START
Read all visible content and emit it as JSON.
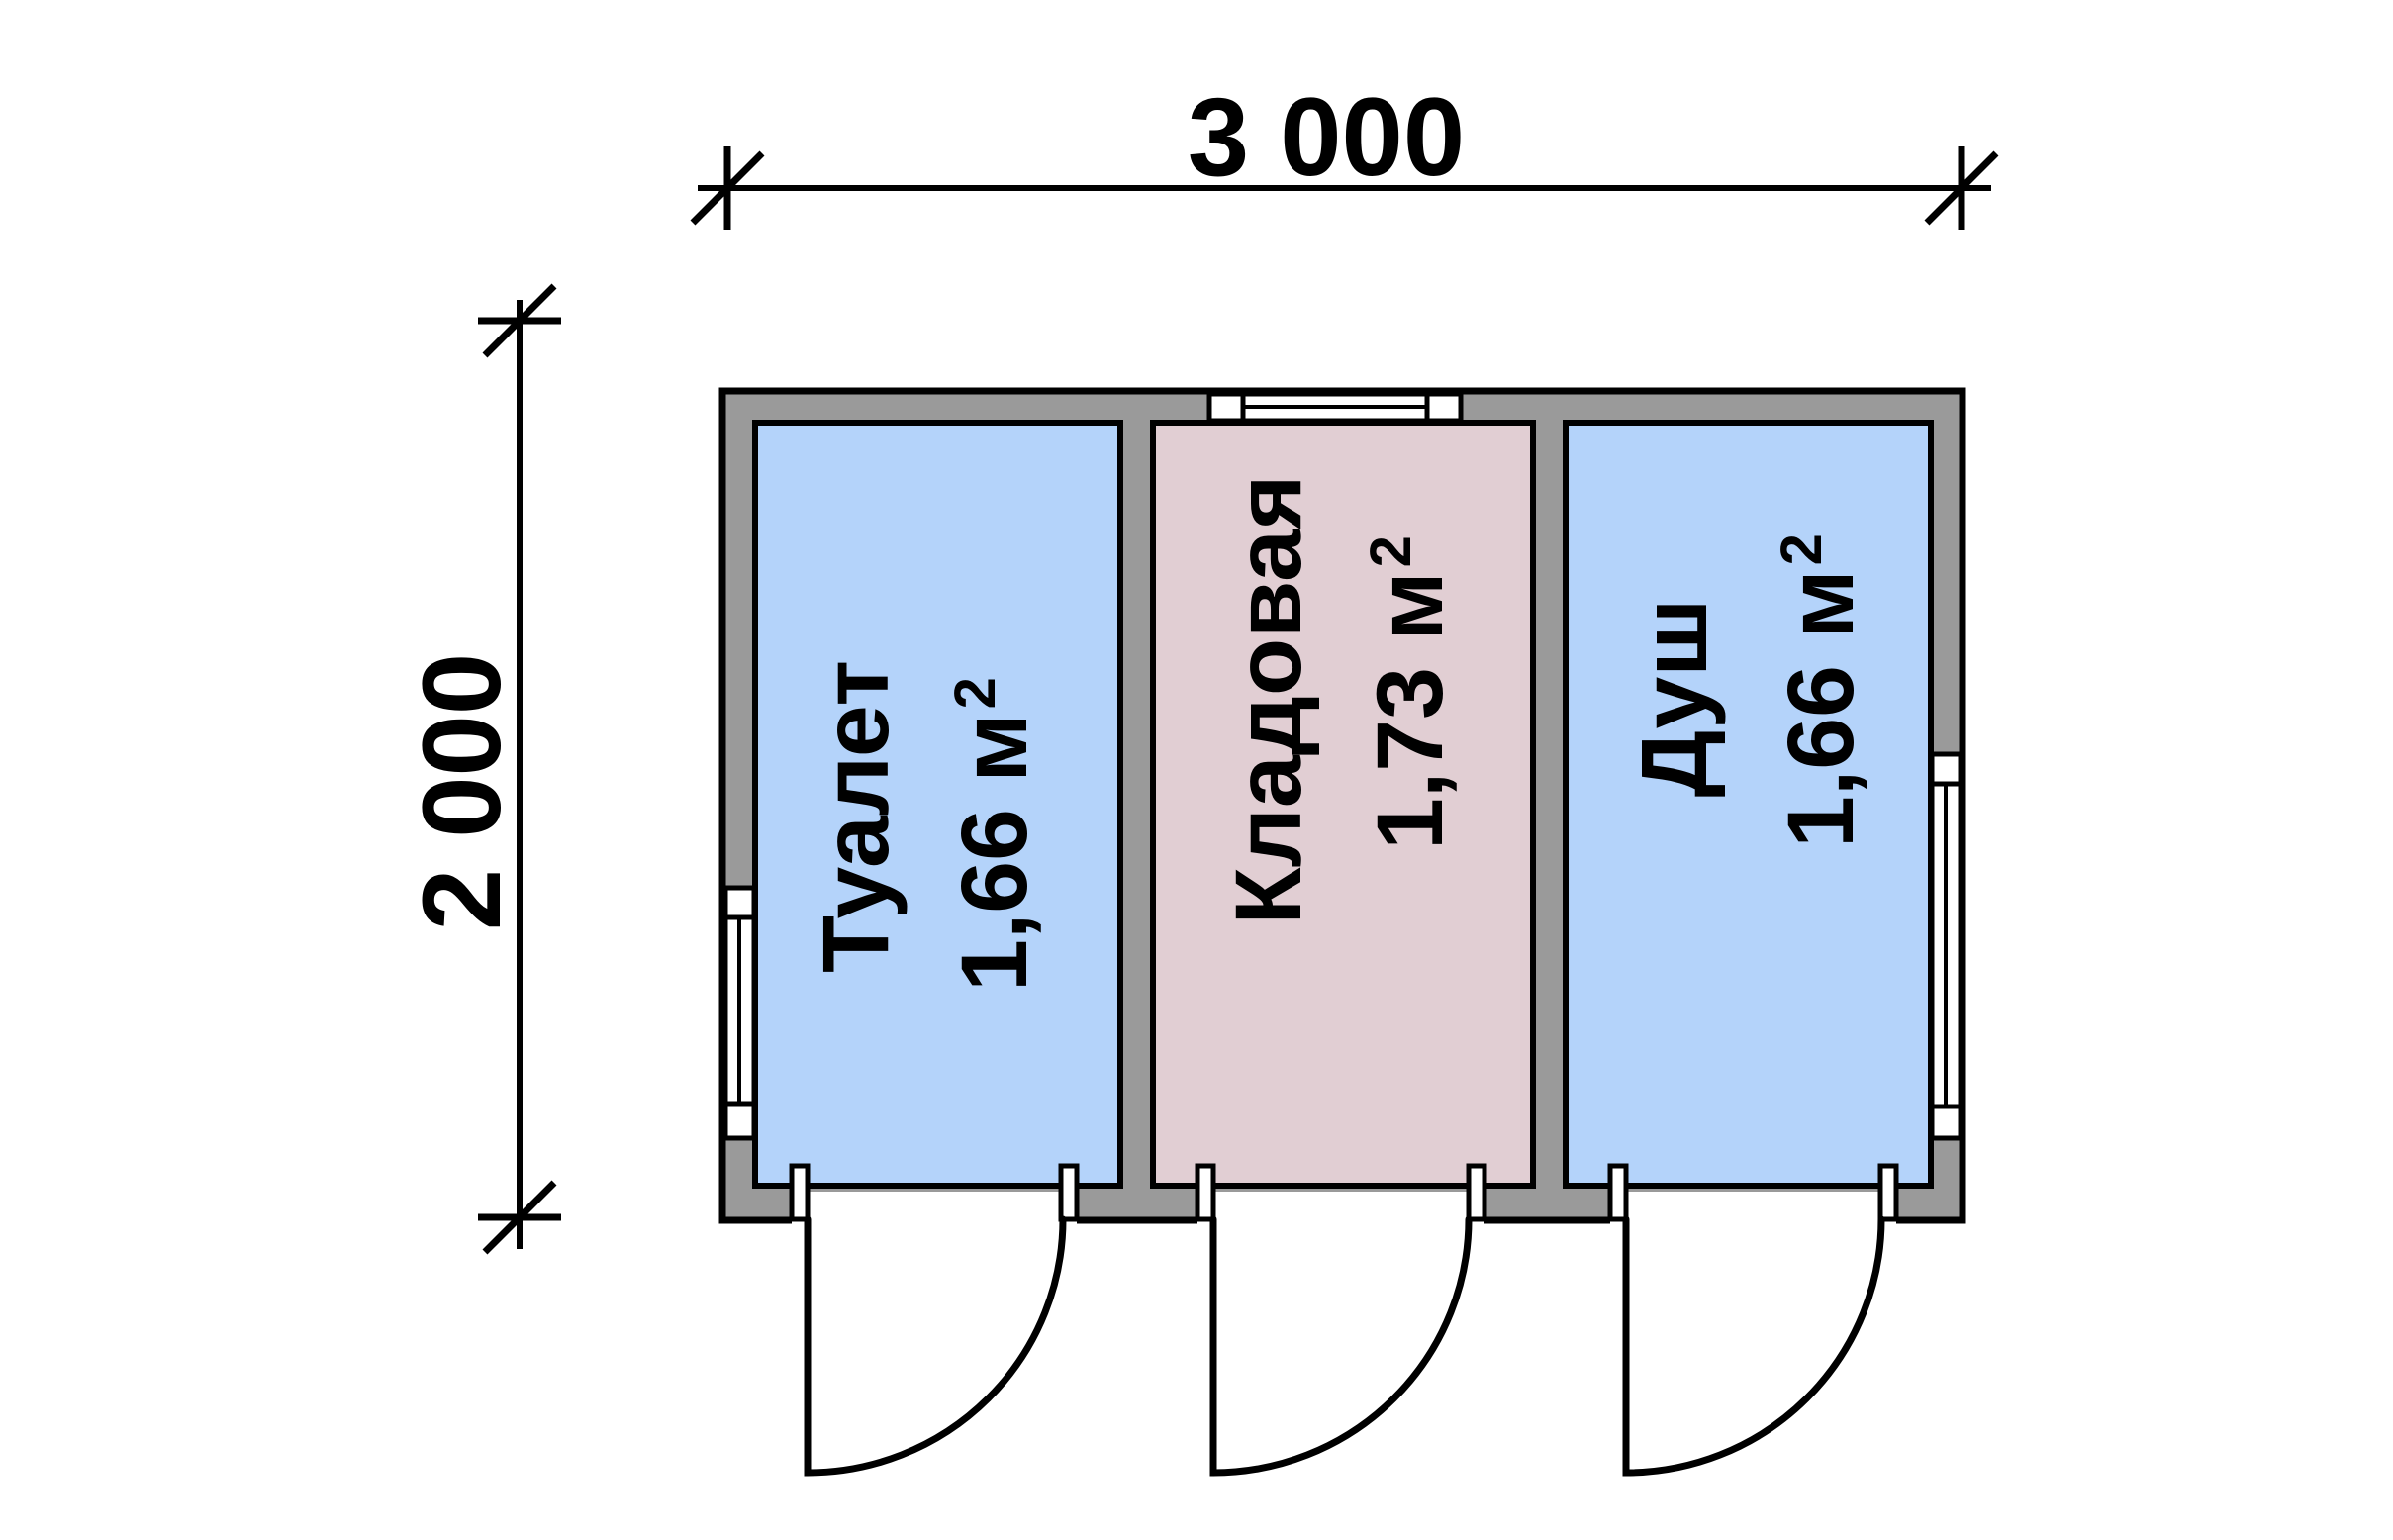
{
  "dimensions": {
    "width_label": "3 000",
    "height_label": "2 000"
  },
  "rooms": [
    {
      "name": "Туалет",
      "area_main": "1,66 м",
      "area_sup": "2",
      "fill": "#b4d3fa"
    },
    {
      "name": "Кладовая",
      "area_main": "1,73 м",
      "area_sup": "2",
      "fill": "#e1ced3"
    },
    {
      "name": "Душ",
      "area_main": "1,66 м",
      "area_sup": "2",
      "fill": "#b4d3fa"
    }
  ],
  "colors": {
    "wall": "#9a9a9a",
    "outline": "#000000",
    "window": "#ffffff",
    "background": "#ffffff"
  }
}
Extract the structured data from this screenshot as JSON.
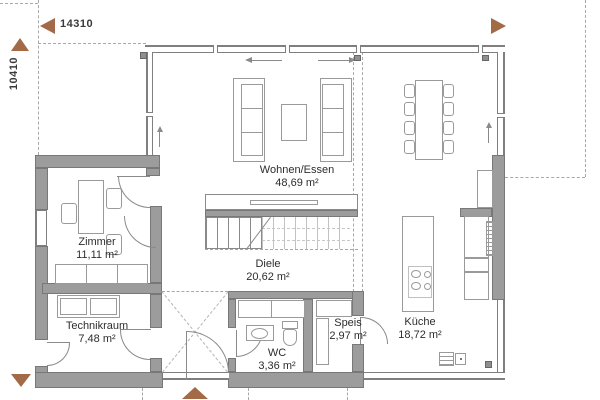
{
  "plan": {
    "dimensions": {
      "width_label": "14310",
      "height_label": "10410"
    },
    "rooms": {
      "wohnen_essen": {
        "name": "Wohnen/Essen",
        "area": "48,69 m²"
      },
      "zimmer": {
        "name": "Zimmer",
        "area": "11,11 m²"
      },
      "technikraum": {
        "name": "Technikraum",
        "area": "7,48 m²"
      },
      "diele": {
        "name": "Diele",
        "area": "20,62 m²"
      },
      "wc": {
        "name": "WC",
        "area": "3,36 m²"
      },
      "speis": {
        "name": "Speis",
        "area": "2,97 m²"
      },
      "kueche": {
        "name": "Küche",
        "area": "18,72 m²"
      }
    },
    "colors": {
      "arrow_brown": "#A26A46",
      "wall_gray": "#9C9C9C",
      "line_gray": "#8A8A8A",
      "text": "#2D2D2D"
    }
  }
}
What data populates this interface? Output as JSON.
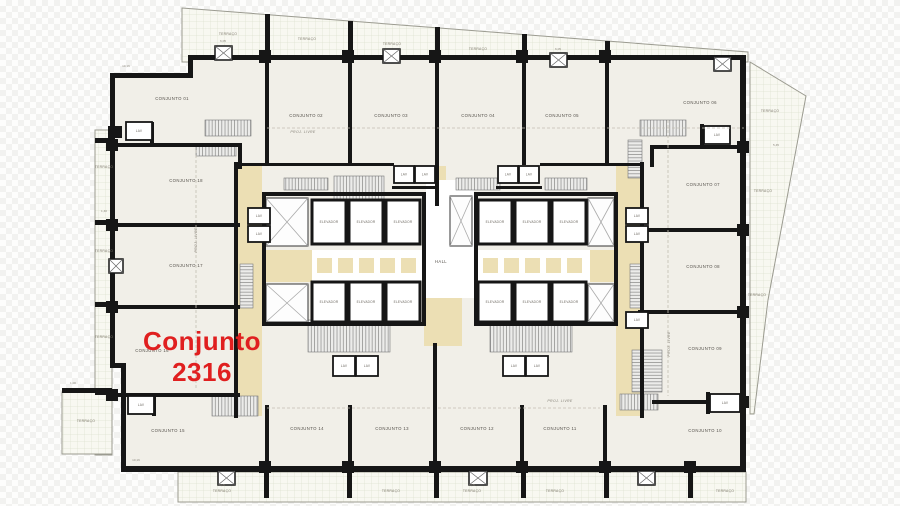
{
  "highlight": {
    "line1": "Conjunto",
    "line2": "2316",
    "color": "#e01f1f"
  },
  "labels": {
    "hall": "HALL",
    "elevator": "ELEVADOR",
    "lav": "LAV",
    "terrace": "TERRAÇO",
    "proj_livre": "PROJ. LIVRE"
  },
  "palette": {
    "wall": "#161616",
    "room_fill": "#f1efe8",
    "terrace_fill": "#f8f8f1",
    "terrace_grid": "#dde0cf",
    "terrace_edge": "#9b9b90",
    "corridor": "#ecdfb4",
    "white": "#ffffff",
    "hatch_line": "#8a8a8a",
    "hatch_bg": "#ececea",
    "shaft_line": "#aaaaaa",
    "dash": "#c2beb2"
  },
  "rooms": [
    {
      "label": "CONJUNTO 01",
      "x": 172,
      "y": 100
    },
    {
      "label": "CONJUNTO 02",
      "x": 306,
      "y": 117
    },
    {
      "label": "CONJUNTO 03",
      "x": 391,
      "y": 117
    },
    {
      "label": "CONJUNTO 04",
      "x": 478,
      "y": 117
    },
    {
      "label": "CONJUNTO 05",
      "x": 562,
      "y": 117
    },
    {
      "label": "CONJUNTO 06",
      "x": 700,
      "y": 104
    },
    {
      "label": "CONJUNTO 07",
      "x": 703,
      "y": 186
    },
    {
      "label": "CONJUNTO 08",
      "x": 703,
      "y": 268
    },
    {
      "label": "CONJUNTO 09",
      "x": 705,
      "y": 350
    },
    {
      "label": "CONJUNTO 10",
      "x": 705,
      "y": 432
    },
    {
      "label": "CONJUNTO 11",
      "x": 560,
      "y": 430
    },
    {
      "label": "CONJUNTO 12",
      "x": 477,
      "y": 430
    },
    {
      "label": "CONJUNTO 13",
      "x": 392,
      "y": 430
    },
    {
      "label": "CONJUNTO 14",
      "x": 307,
      "y": 430
    },
    {
      "label": "CONJUNTO 15",
      "x": 168,
      "y": 432
    },
    {
      "label": "CONJUNTO 16",
      "x": 152,
      "y": 352
    },
    {
      "label": "CONJUNTO 17",
      "x": 186,
      "y": 267
    },
    {
      "label": "CONJUNTO 18",
      "x": 186,
      "y": 182
    }
  ],
  "terrace_labels": [
    [
      228,
      35
    ],
    [
      307,
      40
    ],
    [
      392,
      45
    ],
    [
      478,
      50
    ],
    [
      770,
      112
    ],
    [
      763,
      192
    ],
    [
      757,
      296
    ],
    [
      104,
      168
    ],
    [
      104,
      252
    ],
    [
      104,
      338
    ],
    [
      86,
      422
    ],
    [
      222,
      492
    ],
    [
      391,
      492
    ],
    [
      472,
      492
    ],
    [
      555,
      492
    ],
    [
      725,
      492
    ]
  ],
  "proj_labels": [
    [
      303,
      133,
      0
    ],
    [
      197,
      240,
      -90
    ],
    [
      670,
      344,
      -90
    ],
    [
      560,
      402,
      0
    ]
  ],
  "dims": [
    [
      "10,16",
      126,
      67
    ],
    [
      "10,16",
      136,
      461
    ],
    [
      "6,05",
      223,
      42
    ],
    [
      "6,05",
      558,
      50
    ],
    [
      "6,05",
      222,
      486
    ],
    [
      "6,05",
      472,
      486
    ],
    [
      "1,00",
      73,
      384
    ],
    [
      "1,40",
      104,
      212
    ],
    [
      "5,45",
      776,
      146
    ]
  ],
  "hall_pos": [
    441,
    263
  ],
  "plan": {
    "main_poly": [
      [
        188,
        58
      ],
      [
        745,
        58
      ],
      [
        745,
        470
      ],
      [
        121,
        470
      ],
      [
        121,
        368
      ],
      [
        112,
        368
      ],
      [
        112,
        75
      ],
      [
        188,
        75
      ]
    ],
    "terraces": [
      [
        [
          182,
          8
        ],
        [
          748,
          52
        ],
        [
          748,
          62
        ],
        [
          182,
          62
        ]
      ],
      [
        [
          750,
          62
        ],
        [
          806,
          96
        ],
        [
          768,
          300
        ],
        [
          754,
          414
        ],
        [
          750,
          414
        ]
      ],
      [
        [
          95,
          130
        ],
        [
          112,
          130
        ],
        [
          112,
          455
        ],
        [
          95,
          455
        ]
      ],
      [
        [
          62,
          392
        ],
        [
          112,
          392
        ],
        [
          112,
          454
        ],
        [
          62,
          454
        ]
      ],
      [
        [
          178,
          472
        ],
        [
          746,
          472
        ],
        [
          746,
          502
        ],
        [
          178,
          502
        ]
      ]
    ],
    "corridors": [
      [
        238,
        166,
        24,
        250
      ],
      [
        616,
        166,
        24,
        250
      ],
      [
        428,
        166,
        18,
        80
      ],
      [
        424,
        298,
        38,
        48
      ],
      [
        266,
        250,
        46,
        32
      ],
      [
        590,
        250,
        28,
        32
      ]
    ],
    "whites": [
      [
        312,
        250,
        112,
        32
      ],
      [
        478,
        250,
        112,
        32
      ],
      [
        426,
        180,
        48,
        118
      ]
    ],
    "squares": [
      {
        "x0": 316,
        "y": 257,
        "n": 5,
        "step": 21,
        "s": 17
      },
      {
        "x0": 482,
        "y": 257,
        "n": 5,
        "step": 21,
        "s": 17
      }
    ],
    "stairs_h": [
      [
        205,
        120,
        46,
        16
      ],
      [
        196,
        144,
        40,
        12
      ],
      [
        334,
        176,
        50,
        24
      ],
      [
        640,
        120,
        46,
        16
      ],
      [
        308,
        320,
        82,
        32
      ],
      [
        490,
        320,
        82,
        32
      ],
      [
        212,
        396,
        46,
        20
      ],
      [
        620,
        394,
        38,
        16
      ],
      [
        284,
        178,
        44,
        12
      ],
      [
        456,
        178,
        44,
        12
      ],
      [
        545,
        178,
        42,
        12
      ]
    ],
    "stairs_v": [
      [
        628,
        140,
        14,
        38
      ],
      [
        240,
        264,
        13,
        44
      ],
      [
        630,
        264,
        13,
        44
      ],
      [
        632,
        350,
        30,
        42
      ]
    ],
    "shafts": [
      [
        266,
        198,
        42,
        48
      ],
      [
        266,
        284,
        42,
        38
      ],
      [
        588,
        198,
        26,
        48
      ],
      [
        588,
        284,
        26,
        38
      ],
      [
        450,
        196,
        22,
        50
      ]
    ],
    "cells": [
      [
        312,
        200,
        34,
        44
      ],
      [
        349,
        200,
        34,
        44
      ],
      [
        386,
        200,
        34,
        44
      ],
      [
        312,
        282,
        34,
        40
      ],
      [
        349,
        282,
        34,
        40
      ],
      [
        386,
        282,
        34,
        40
      ],
      [
        478,
        200,
        34,
        44
      ],
      [
        515,
        200,
        34,
        44
      ],
      [
        552,
        200,
        34,
        44
      ],
      [
        478,
        282,
        34,
        40
      ],
      [
        515,
        282,
        34,
        40
      ],
      [
        552,
        282,
        34,
        40
      ]
    ],
    "lavs": [
      [
        126,
        122,
        26,
        18
      ],
      [
        128,
        396,
        26,
        18
      ],
      [
        704,
        126,
        26,
        18
      ],
      [
        710,
        394,
        30,
        18
      ],
      [
        394,
        166,
        20,
        17
      ],
      [
        415,
        166,
        20,
        17
      ],
      [
        498,
        166,
        20,
        17
      ],
      [
        519,
        166,
        20,
        17
      ],
      [
        248,
        208,
        22,
        16
      ],
      [
        248,
        226,
        22,
        16
      ],
      [
        626,
        208,
        22,
        16
      ],
      [
        626,
        226,
        22,
        16
      ],
      [
        626,
        312,
        22,
        16
      ],
      [
        333,
        356,
        22,
        20
      ],
      [
        356,
        356,
        22,
        20
      ],
      [
        503,
        356,
        22,
        20
      ],
      [
        526,
        356,
        22,
        20
      ]
    ],
    "walls": [
      [
        188,
        55,
        558,
        5
      ],
      [
        110,
        73,
        82,
        5
      ],
      [
        188,
        55,
        5,
        23
      ],
      [
        110,
        73,
        5,
        295
      ],
      [
        110,
        363,
        16,
        5
      ],
      [
        121,
        363,
        5,
        105
      ],
      [
        121,
        466,
        625,
        6
      ],
      [
        740,
        57,
        6,
        415
      ],
      [
        265,
        58,
        4,
        107
      ],
      [
        348,
        58,
        4,
        107
      ],
      [
        435,
        58,
        4,
        148
      ],
      [
        522,
        58,
        4,
        107
      ],
      [
        605,
        58,
        4,
        107
      ],
      [
        265,
        405,
        4,
        63
      ],
      [
        348,
        405,
        4,
        63
      ],
      [
        433,
        343,
        4,
        125
      ],
      [
        520,
        405,
        4,
        63
      ],
      [
        603,
        405,
        4,
        63
      ],
      [
        112,
        143,
        130,
        4
      ],
      [
        112,
        223,
        128,
        4
      ],
      [
        112,
        305,
        128,
        4
      ],
      [
        112,
        393,
        128,
        4
      ],
      [
        238,
        143,
        4,
        26
      ],
      [
        650,
        145,
        4,
        22
      ],
      [
        652,
        145,
        92,
        4
      ],
      [
        638,
        228,
        106,
        4
      ],
      [
        638,
        310,
        106,
        4
      ],
      [
        652,
        400,
        92,
        4
      ],
      [
        262,
        192,
        164,
        4
      ],
      [
        262,
        192,
        4,
        134
      ],
      [
        262,
        322,
        164,
        4
      ],
      [
        422,
        192,
        4,
        134
      ],
      [
        474,
        192,
        144,
        4
      ],
      [
        474,
        192,
        4,
        134
      ],
      [
        474,
        322,
        144,
        4
      ],
      [
        614,
        192,
        4,
        134
      ],
      [
        234,
        162,
        4,
        256
      ],
      [
        640,
        162,
        4,
        256
      ],
      [
        234,
        163,
        160,
        3
      ],
      [
        540,
        163,
        104,
        3
      ],
      [
        392,
        186,
        46,
        3
      ],
      [
        496,
        186,
        46,
        3
      ],
      [
        150,
        122,
        4,
        24
      ],
      [
        152,
        394,
        4,
        22
      ],
      [
        700,
        124,
        4,
        22
      ],
      [
        706,
        392,
        4,
        22
      ]
    ],
    "piers": [
      [
        259,
        50,
        12,
        13
      ],
      [
        342,
        50,
        12,
        13
      ],
      [
        429,
        50,
        12,
        13
      ],
      [
        516,
        50,
        12,
        13
      ],
      [
        599,
        50,
        12,
        13
      ],
      [
        259,
        461,
        12,
        12
      ],
      [
        342,
        461,
        12,
        12
      ],
      [
        429,
        461,
        12,
        12
      ],
      [
        516,
        461,
        12,
        12
      ],
      [
        599,
        461,
        12,
        12
      ],
      [
        684,
        461,
        12,
        12
      ],
      [
        106,
        139,
        12,
        12
      ],
      [
        106,
        219,
        12,
        12
      ],
      [
        106,
        301,
        12,
        12
      ],
      [
        106,
        389,
        12,
        12
      ],
      [
        737,
        141,
        12,
        12
      ],
      [
        737,
        224,
        12,
        12
      ],
      [
        737,
        306,
        12,
        12
      ],
      [
        737,
        396,
        12,
        12
      ]
    ],
    "stubs": [
      [
        265,
        14,
        5,
        44
      ],
      [
        348,
        21,
        5,
        37
      ],
      [
        435,
        27,
        5,
        31
      ],
      [
        522,
        34,
        5,
        24
      ],
      [
        605,
        41,
        5,
        17
      ],
      [
        264,
        472,
        5,
        26
      ],
      [
        347,
        472,
        5,
        26
      ],
      [
        434,
        472,
        5,
        26
      ],
      [
        521,
        472,
        5,
        26
      ],
      [
        604,
        472,
        5,
        26
      ],
      [
        688,
        472,
        5,
        26
      ],
      [
        95,
        138,
        16,
        5
      ],
      [
        95,
        220,
        16,
        5
      ],
      [
        95,
        302,
        16,
        5
      ],
      [
        95,
        390,
        16,
        5
      ],
      [
        108,
        126,
        14,
        12
      ],
      [
        62,
        388,
        50,
        5
      ]
    ],
    "xboxes": [
      [
        215,
        46,
        17,
        14
      ],
      [
        383,
        49,
        17,
        14
      ],
      [
        550,
        53,
        17,
        14
      ],
      [
        714,
        57,
        17,
        14
      ],
      [
        218,
        471,
        17,
        14
      ],
      [
        469,
        471,
        18,
        14
      ],
      [
        638,
        471,
        17,
        14
      ],
      [
        109,
        259,
        14,
        14
      ]
    ],
    "dashed": [
      [
        267,
        128,
        744,
        128
      ],
      [
        196,
        150,
        196,
        388
      ],
      [
        267,
        408,
        430,
        408
      ],
      [
        438,
        408,
        600,
        408
      ],
      [
        668,
        120,
        668,
        396
      ]
    ]
  }
}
END
**Required task**
Show the lines where the word "data" appears in the entries.

**Expected output**
Extract the structured data from this screenshot as JSON.
What data populates this interface? Output as JSON.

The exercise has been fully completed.